* **The request**:
Could you write out every entry exactly as it stands?

►

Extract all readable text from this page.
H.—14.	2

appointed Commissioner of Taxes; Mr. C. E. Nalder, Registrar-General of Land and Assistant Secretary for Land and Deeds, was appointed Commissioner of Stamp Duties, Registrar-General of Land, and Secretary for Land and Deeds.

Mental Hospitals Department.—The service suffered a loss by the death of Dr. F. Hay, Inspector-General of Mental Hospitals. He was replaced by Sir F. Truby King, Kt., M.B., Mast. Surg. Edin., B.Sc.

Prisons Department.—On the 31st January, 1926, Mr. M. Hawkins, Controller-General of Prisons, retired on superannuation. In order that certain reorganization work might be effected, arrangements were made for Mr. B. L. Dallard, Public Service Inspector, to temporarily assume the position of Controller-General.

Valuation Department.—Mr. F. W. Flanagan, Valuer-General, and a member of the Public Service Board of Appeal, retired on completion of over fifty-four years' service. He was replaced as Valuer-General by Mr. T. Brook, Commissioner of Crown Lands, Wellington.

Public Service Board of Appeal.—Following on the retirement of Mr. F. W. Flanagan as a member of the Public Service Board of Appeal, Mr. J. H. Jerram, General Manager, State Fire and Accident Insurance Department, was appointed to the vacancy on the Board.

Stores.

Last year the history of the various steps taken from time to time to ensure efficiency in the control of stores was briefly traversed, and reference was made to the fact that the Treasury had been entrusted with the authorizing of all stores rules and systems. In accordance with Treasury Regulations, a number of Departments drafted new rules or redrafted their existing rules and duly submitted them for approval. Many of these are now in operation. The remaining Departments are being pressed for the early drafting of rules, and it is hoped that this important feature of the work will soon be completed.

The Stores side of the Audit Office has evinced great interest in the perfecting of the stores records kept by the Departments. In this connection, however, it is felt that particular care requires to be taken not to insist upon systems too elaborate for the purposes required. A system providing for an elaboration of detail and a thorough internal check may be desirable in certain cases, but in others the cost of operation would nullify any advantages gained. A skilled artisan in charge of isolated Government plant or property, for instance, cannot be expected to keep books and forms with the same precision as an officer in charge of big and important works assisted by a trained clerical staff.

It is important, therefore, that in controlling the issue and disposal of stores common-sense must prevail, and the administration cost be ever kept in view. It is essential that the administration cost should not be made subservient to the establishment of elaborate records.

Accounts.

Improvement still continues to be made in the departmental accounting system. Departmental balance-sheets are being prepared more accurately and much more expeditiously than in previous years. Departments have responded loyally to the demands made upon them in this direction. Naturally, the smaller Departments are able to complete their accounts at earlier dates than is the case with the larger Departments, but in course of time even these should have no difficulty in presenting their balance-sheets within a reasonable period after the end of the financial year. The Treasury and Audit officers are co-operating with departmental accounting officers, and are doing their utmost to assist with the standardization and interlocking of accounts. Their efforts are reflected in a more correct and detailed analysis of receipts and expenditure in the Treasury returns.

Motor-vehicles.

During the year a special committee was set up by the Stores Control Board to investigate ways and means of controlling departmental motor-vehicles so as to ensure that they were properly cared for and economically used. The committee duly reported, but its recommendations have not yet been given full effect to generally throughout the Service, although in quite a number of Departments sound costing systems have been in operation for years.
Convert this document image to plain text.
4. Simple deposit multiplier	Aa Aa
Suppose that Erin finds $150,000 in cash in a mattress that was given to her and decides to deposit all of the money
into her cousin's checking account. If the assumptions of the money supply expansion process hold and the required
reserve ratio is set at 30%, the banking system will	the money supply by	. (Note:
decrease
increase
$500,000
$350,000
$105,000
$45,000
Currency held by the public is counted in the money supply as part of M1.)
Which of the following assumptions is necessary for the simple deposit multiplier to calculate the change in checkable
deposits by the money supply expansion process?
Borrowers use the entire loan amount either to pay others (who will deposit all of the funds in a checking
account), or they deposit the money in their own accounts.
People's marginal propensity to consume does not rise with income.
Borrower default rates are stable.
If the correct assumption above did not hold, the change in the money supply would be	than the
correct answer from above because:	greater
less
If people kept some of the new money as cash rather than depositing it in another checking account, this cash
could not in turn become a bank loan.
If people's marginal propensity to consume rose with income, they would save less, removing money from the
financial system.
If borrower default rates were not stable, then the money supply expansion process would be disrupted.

◄

* **Written response**:
Extract all readable text from this page.
H.—14.	2

appointed Commissioner of Taxes; Mr. C. E. Nalder, Registrar-General of Land and Assistant Secretary for Land and Deeds, was appointed Commissioner of Stamp Duties, Registrar-General of Land, and Secretary for Land and Deeds.

Mental Hospitals Department.—The service suffered a loss by the death of Dr. F. Hay, Inspector-General of Mental Hospitals. He was replaced by Sir F. Truby King, Kt., M.B., Mast. Surg. Edin., B.Sc.

Prisons Department.—On the 31st January, 1926, Mr. M. Hawkins, Controller-General of Prisons, retired on superannuation. In order that certain reorganization work might be effected, arrangements were made for Mr. B. L. Dallard, Public Service Inspector, to temporarily assume the position of Controller-General.

Valuation Department.—Mr. F. W. Flanagan, Valuer-General, and a member of the Public Service Board of Appeal, retired on completion of over fifty-four years' service. He was replaced as Valuer-General by Mr. T. Brook, Commissioner of Crown Lands, Wellington.

Public Service Board of Appeal.—Following on the retirement of Mr. F. W. Flanagan as a member of the Public Service Board of Appeal, Mr. J. H. Jerram, General Manager, State Fire and Accident Insurance Department, was appointed to the vacancy on the Board.

Stores.

Last year the history of the various steps taken from time to time to ensure efficiency in the control of stores was briefly traversed, and reference was made to the fact that the Treasury had been entrusted with the authorizing of all stores rules and systems. In accordance with Treasury Regulations, a number of Departments drafted new rules or redrafted their existing rules and duly submitted them for approval. Many of these are now in operation. The remaining Departments are being pressed for the early drafting of rules, and it is hoped that this important feature of the work will soon be completed.

The Stores side of the Audit Office has evinced great interest in the perfecting of the stores records kept by the Departments. In this connection, however, it is felt that particular care requires to be taken not to insist upon systems too elaborate for the purposes required. A system providing for an elaboration of detail and a thorough internal check may be desirable in certain cases, but in others the cost of operation would nullify any advantages gained. A skilled artisan in charge of isolated Government plant or property, for instance, cannot be expected to keep books and forms with the same precision as an officer in charge of big and important works assisted by a trained clerical staff.

It is important, therefore, that in controlling the issue and disposal of stores common-sense must prevail, and the administration cost be ever kept in view. It is essential that the administration cost should not be made subservient to the establishment of elaborate records.

Accounts.

Improvement still continues to be made in the departmental accounting system. Departmental balance-sheets are being prepared more accurately and much more expeditiously than in previous years. Departments have responded loyally to the demands made upon them in this direction. Naturally, the smaller Departments are able to complete their accounts at earlier dates than is the case with the larger Departments, but in course of time even these should have no difficulty in presenting their balance-sheets within a reasonable period after the end of the financial year. The Treasury and Audit officers are co-operating with departmental accounting officers, and are doing their utmost to assist with the standardization and interlocking of accounts. Their efforts are reflected in a more correct and detailed analysis of receipts and expenditure in the Treasury returns.

Motor-vehicles.

During the year a special committee was set up by the Stores Control Board to investigate ways and means of controlling departmental motor-vehicles so as to ensure that they were properly cared for and economically used. The committee duly reported, but its recommendations have not yet been given full effect to generally throughout the Service, although in quite a number of Departments sound costing systems have been in operation for years.
Convert this document image to plain text.
4. Simple deposit multiplier	Aa Aa
Suppose that Erin finds $150,000 in cash in a mattress that was given to her and decides to deposit all of the money
into her cousin's checking account. If the assumptions of the money supply expansion process hold and the required
reserve ratio is set at 30%, the banking system will	the money supply by	. (Note:
decrease
increase
$500,000
$350,000
$105,000
$45,000
Currency held by the public is counted in the money supply as part of M1.)
Which of the following assumptions is necessary for the simple deposit multiplier to calculate the change in checkable
deposits by the money supply expansion process?
Borrowers use the entire loan amount either to pay others (who will deposit all of the funds in a checking
account), or they deposit the money in their own accounts.
People's marginal propensity to consume does not rise with income.
Borrower default rates are stable.
If the correct assumption above did not hold, the change in the money supply would be	than the
correct answer from above because:	greater
less
If people kept some of the new money as cash rather than depositing it in another checking account, this cash
could not in turn become a bank loan.
If people's marginal propensity to consume rose with income, they would save less, removing money from the
financial system.
If borrower default rates were not stable, then the money supply expansion process would be disrupted.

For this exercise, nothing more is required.